**Input material**
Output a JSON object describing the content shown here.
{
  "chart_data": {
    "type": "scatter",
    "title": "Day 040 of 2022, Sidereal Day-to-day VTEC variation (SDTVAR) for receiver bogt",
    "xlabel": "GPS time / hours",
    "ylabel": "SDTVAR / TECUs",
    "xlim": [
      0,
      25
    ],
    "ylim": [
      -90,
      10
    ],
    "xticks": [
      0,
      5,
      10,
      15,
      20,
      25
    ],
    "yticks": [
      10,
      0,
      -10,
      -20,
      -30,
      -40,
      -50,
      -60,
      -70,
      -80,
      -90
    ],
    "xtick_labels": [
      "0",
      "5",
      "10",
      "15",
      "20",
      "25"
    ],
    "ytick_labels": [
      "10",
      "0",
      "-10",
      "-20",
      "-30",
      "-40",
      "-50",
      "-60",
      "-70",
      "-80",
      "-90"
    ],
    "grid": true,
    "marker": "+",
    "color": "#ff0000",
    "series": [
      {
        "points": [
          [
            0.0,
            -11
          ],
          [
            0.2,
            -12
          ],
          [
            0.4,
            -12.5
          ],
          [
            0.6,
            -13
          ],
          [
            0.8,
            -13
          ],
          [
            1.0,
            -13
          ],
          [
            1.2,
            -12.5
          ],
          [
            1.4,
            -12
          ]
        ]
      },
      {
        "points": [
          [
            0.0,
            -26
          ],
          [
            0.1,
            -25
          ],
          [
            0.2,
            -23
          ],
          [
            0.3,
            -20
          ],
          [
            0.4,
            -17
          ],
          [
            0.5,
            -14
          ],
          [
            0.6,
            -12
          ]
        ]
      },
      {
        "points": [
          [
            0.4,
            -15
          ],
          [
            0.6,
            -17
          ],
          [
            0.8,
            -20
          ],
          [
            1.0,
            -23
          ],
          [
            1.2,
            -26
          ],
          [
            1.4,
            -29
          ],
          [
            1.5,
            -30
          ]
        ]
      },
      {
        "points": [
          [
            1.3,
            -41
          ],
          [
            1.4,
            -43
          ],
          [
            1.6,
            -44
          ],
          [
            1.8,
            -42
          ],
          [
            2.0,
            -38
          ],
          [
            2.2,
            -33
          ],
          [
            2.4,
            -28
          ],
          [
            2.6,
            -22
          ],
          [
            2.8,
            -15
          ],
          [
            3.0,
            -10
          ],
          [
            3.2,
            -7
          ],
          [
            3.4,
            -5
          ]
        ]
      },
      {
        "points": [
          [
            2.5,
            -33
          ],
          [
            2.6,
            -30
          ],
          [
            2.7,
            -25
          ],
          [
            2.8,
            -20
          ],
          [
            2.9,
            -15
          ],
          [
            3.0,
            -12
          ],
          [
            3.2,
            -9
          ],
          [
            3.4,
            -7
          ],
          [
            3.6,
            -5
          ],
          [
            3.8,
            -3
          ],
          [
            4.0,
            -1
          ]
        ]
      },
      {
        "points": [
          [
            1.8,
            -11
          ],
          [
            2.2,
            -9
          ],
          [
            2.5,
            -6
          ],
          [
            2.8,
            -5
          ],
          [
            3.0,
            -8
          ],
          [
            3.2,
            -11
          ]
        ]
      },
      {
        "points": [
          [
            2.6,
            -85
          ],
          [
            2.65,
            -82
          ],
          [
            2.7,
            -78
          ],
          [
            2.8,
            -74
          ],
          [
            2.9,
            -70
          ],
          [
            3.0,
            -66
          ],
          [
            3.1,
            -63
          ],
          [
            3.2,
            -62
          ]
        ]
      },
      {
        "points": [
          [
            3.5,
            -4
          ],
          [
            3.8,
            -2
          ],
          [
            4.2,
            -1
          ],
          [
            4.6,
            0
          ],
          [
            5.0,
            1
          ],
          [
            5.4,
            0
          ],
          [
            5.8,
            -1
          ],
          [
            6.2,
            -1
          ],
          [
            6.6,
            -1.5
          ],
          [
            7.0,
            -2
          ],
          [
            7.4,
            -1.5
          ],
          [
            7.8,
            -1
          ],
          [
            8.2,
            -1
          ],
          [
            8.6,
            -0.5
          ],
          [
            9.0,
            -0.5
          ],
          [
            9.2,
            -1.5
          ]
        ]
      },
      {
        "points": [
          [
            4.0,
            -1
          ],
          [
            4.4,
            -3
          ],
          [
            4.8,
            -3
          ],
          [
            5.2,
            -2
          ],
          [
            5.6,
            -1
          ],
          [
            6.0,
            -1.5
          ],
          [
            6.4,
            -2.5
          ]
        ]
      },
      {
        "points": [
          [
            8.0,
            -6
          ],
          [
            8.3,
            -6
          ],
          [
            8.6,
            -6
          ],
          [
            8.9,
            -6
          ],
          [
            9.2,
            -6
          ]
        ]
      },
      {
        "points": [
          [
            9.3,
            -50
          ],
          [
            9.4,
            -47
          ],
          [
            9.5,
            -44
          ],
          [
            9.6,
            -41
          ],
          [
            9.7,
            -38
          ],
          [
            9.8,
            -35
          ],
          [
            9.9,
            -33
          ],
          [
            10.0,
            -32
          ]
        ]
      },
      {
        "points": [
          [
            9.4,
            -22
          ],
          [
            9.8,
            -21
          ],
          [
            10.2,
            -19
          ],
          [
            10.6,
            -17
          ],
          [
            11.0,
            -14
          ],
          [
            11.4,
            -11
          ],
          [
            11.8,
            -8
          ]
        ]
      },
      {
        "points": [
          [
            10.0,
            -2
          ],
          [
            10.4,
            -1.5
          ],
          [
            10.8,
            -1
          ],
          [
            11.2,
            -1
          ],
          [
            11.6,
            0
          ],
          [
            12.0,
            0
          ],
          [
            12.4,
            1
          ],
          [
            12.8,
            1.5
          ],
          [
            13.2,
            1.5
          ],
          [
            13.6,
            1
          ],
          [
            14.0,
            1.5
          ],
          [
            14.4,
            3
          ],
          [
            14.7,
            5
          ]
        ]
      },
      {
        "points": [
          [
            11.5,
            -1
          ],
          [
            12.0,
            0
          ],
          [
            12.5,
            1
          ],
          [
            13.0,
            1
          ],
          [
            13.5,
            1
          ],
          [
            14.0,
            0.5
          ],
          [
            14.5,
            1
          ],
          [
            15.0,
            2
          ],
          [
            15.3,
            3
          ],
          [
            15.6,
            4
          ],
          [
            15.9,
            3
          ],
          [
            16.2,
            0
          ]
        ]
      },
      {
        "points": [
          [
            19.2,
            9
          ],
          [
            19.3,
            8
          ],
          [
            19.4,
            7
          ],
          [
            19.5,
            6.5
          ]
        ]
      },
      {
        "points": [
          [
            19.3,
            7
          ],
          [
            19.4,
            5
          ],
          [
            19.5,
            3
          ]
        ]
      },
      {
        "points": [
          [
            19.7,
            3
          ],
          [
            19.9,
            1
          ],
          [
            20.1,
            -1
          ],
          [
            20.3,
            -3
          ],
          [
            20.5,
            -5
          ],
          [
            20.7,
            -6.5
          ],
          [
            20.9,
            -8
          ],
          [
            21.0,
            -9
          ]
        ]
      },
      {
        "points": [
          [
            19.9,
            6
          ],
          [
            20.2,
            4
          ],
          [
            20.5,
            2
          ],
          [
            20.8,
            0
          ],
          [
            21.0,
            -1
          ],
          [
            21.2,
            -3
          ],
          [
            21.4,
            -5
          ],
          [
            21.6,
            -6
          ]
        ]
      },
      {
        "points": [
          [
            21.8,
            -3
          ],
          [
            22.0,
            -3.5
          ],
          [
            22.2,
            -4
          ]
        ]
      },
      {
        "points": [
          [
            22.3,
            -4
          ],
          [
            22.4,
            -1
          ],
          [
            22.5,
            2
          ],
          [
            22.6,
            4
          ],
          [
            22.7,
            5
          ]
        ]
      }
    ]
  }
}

**Task instructions**
Print again each line of the listing above, exactly as it appears.

**Answer for the task**
Output a JSON object describing the content shown here.
{
  "chart_data": {
    "type": "scatter",
    "title": "Day 040 of 2022, Sidereal Day-to-day VTEC variation (SDTVAR) for receiver bogt",
    "xlabel": "GPS time / hours",
    "ylabel": "SDTVAR / TECUs",
    "xlim": [
      0,
      25
    ],
    "ylim": [
      -90,
      10
    ],
    "xticks": [
      0,
      5,
      10,
      15,
      20,
      25
    ],
    "yticks": [
      10,
      0,
      -10,
      -20,
      -30,
      -40,
      -50,
      -60,
      -70,
      -80,
      -90
    ],
    "xtick_labels": [
      "0",
      "5",
      "10",
      "15",
      "20",
      "25"
    ],
    "ytick_labels": [
      "10",
      "0",
      "-10",
      "-20",
      "-30",
      "-40",
      "-50",
      "-60",
      "-70",
      "-80",
      "-90"
    ],
    "grid": true,
    "marker": "+",
    "color": "#ff0000",
    "series": [
      {
        "points": [
          [
            0.0,
            -11
          ],
          [
            0.2,
            -12
          ],
          [
            0.4,
            -12.5
          ],
          [
            0.6,
            -13
          ],
          [
            0.8,
            -13
          ],
          [
            1.0,
            -13
          ],
          [
            1.2,
            -12.5
          ],
          [
            1.4,
            -12
          ]
        ]
      },
      {
        "points": [
          [
            0.0,
            -26
          ],
          [
            0.1,
            -25
          ],
          [
            0.2,
            -23
          ],
          [
            0.3,
            -20
          ],
          [
            0.4,
            -17
          ],
          [
            0.5,
            -14
          ],
          [
            0.6,
            -12
          ]
        ]
      },
      {
        "points": [
          [
            0.4,
            -15
          ],
          [
            0.6,
            -17
          ],
          [
            0.8,
            -20
          ],
          [
            1.0,
            -23
          ],
          [
            1.2,
            -26
          ],
          [
            1.4,
            -29
          ],
          [
            1.5,
            -30
          ]
        ]
      },
      {
        "points": [
          [
            1.3,
            -41
          ],
          [
            1.4,
            -43
          ],
          [
            1.6,
            -44
          ],
          [
            1.8,
            -42
          ],
          [
            2.0,
            -38
          ],
          [
            2.2,
            -33
          ],
          [
            2.4,
            -28
          ],
          [
            2.6,
            -22
          ],
          [
            2.8,
            -15
          ],
          [
            3.0,
            -10
          ],
          [
            3.2,
            -7
          ],
          [
            3.4,
            -5
          ]
        ]
      },
      {
        "points": [
          [
            2.5,
            -33
          ],
          [
            2.6,
            -30
          ],
          [
            2.7,
            -25
          ],
          [
            2.8,
            -20
          ],
          [
            2.9,
            -15
          ],
          [
            3.0,
            -12
          ],
          [
            3.2,
            -9
          ],
          [
            3.4,
            -7
          ],
          [
            3.6,
            -5
          ],
          [
            3.8,
            -3
          ],
          [
            4.0,
            -1
          ]
        ]
      },
      {
        "points": [
          [
            1.8,
            -11
          ],
          [
            2.2,
            -9
          ],
          [
            2.5,
            -6
          ],
          [
            2.8,
            -5
          ],
          [
            3.0,
            -8
          ],
          [
            3.2,
            -11
          ]
        ]
      },
      {
        "points": [
          [
            2.6,
            -85
          ],
          [
            2.65,
            -82
          ],
          [
            2.7,
            -78
          ],
          [
            2.8,
            -74
          ],
          [
            2.9,
            -70
          ],
          [
            3.0,
            -66
          ],
          [
            3.1,
            -63
          ],
          [
            3.2,
            -62
          ]
        ]
      },
      {
        "points": [
          [
            3.5,
            -4
          ],
          [
            3.8,
            -2
          ],
          [
            4.2,
            -1
          ],
          [
            4.6,
            0
          ],
          [
            5.0,
            1
          ],
          [
            5.4,
            0
          ],
          [
            5.8,
            -1
          ],
          [
            6.2,
            -1
          ],
          [
            6.6,
            -1.5
          ],
          [
            7.0,
            -2
          ],
          [
            7.4,
            -1.5
          ],
          [
            7.8,
            -1
          ],
          [
            8.2,
            -1
          ],
          [
            8.6,
            -0.5
          ],
          [
            9.0,
            -0.5
          ],
          [
            9.2,
            -1.5
          ]
        ]
      },
      {
        "points": [
          [
            4.0,
            -1
          ],
          [
            4.4,
            -3
          ],
          [
            4.8,
            -3
          ],
          [
            5.2,
            -2
          ],
          [
            5.6,
            -1
          ],
          [
            6.0,
            -1.5
          ],
          [
            6.4,
            -2.5
          ]
        ]
      },
      {
        "points": [
          [
            8.0,
            -6
          ],
          [
            8.3,
            -6
          ],
          [
            8.6,
            -6
          ],
          [
            8.9,
            -6
          ],
          [
            9.2,
            -6
          ]
        ]
      },
      {
        "points": [
          [
            9.3,
            -50
          ],
          [
            9.4,
            -47
          ],
          [
            9.5,
            -44
          ],
          [
            9.6,
            -41
          ],
          [
            9.7,
            -38
          ],
          [
            9.8,
            -35
          ],
          [
            9.9,
            -33
          ],
          [
            10.0,
            -32
          ]
        ]
      },
      {
        "points": [
          [
            9.4,
            -22
          ],
          [
            9.8,
            -21
          ],
          [
            10.2,
            -19
          ],
          [
            10.6,
            -17
          ],
          [
            11.0,
            -14
          ],
          [
            11.4,
            -11
          ],
          [
            11.8,
            -8
          ]
        ]
      },
      {
        "points": [
          [
            10.0,
            -2
          ],
          [
            10.4,
            -1.5
          ],
          [
            10.8,
            -1
          ],
          [
            11.2,
            -1
          ],
          [
            11.6,
            0
          ],
          [
            12.0,
            0
          ],
          [
            12.4,
            1
          ],
          [
            12.8,
            1.5
          ],
          [
            13.2,
            1.5
          ],
          [
            13.6,
            1
          ],
          [
            14.0,
            1.5
          ],
          [
            14.4,
            3
          ],
          [
            14.7,
            5
          ]
        ]
      },
      {
        "points": [
          [
            11.5,
            -1
          ],
          [
            12.0,
            0
          ],
          [
            12.5,
            1
          ],
          [
            13.0,
            1
          ],
          [
            13.5,
            1
          ],
          [
            14.0,
            0.5
          ],
          [
            14.5,
            1
          ],
          [
            15.0,
            2
          ],
          [
            15.3,
            3
          ],
          [
            15.6,
            4
          ],
          [
            15.9,
            3
          ],
          [
            16.2,
            0
          ]
        ]
      },
      {
        "points": [
          [
            19.2,
            9
          ],
          [
            19.3,
            8
          ],
          [
            19.4,
            7
          ],
          [
            19.5,
            6.5
          ]
        ]
      },
      {
        "points": [
          [
            19.3,
            7
          ],
          [
            19.4,
            5
          ],
          [
            19.5,
            3
          ]
        ]
      },
      {
        "points": [
          [
            19.7,
            3
          ],
          [
            19.9,
            1
          ],
          [
            20.1,
            -1
          ],
          [
            20.3,
            -3
          ],
          [
            20.5,
            -5
          ],
          [
            20.7,
            -6.5
          ],
          [
            20.9,
            -8
          ],
          [
            21.0,
            -9
          ]
        ]
      },
      {
        "points": [
          [
            19.9,
            6
          ],
          [
            20.2,
            4
          ],
          [
            20.5,
            2
          ],
          [
            20.8,
            0
          ],
          [
            21.0,
            -1
          ],
          [
            21.2,
            -3
          ],
          [
            21.4,
            -5
          ],
          [
            21.6,
            -6
          ]
        ]
      },
      {
        "points": [
          [
            21.8,
            -3
          ],
          [
            22.0,
            -3.5
          ],
          [
            22.2,
            -4
          ]
        ]
      },
      {
        "points": [
          [
            22.3,
            -4
          ],
          [
            22.4,
            -1
          ],
          [
            22.5,
            2
          ],
          [
            22.6,
            4
          ],
          [
            22.7,
            5
          ]
        ]
      }
    ]
  }
}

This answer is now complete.